[SOURCE RECORDS start]

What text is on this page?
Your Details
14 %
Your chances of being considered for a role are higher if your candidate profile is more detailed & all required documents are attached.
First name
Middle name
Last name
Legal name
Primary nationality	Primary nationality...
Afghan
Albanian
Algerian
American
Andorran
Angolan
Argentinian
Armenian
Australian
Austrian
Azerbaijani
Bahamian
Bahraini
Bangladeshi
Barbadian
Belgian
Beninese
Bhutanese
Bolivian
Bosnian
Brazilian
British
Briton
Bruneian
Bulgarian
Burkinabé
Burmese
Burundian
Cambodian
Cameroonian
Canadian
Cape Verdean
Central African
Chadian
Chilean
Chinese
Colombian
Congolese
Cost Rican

[SOURCE RECORDS end]

DIRECTIONS FOR THIS TASK:
Pull out all lines from the entries above that include the word "name".

RIGHT ANSWER:
First name
Middle name
Last name
Legal name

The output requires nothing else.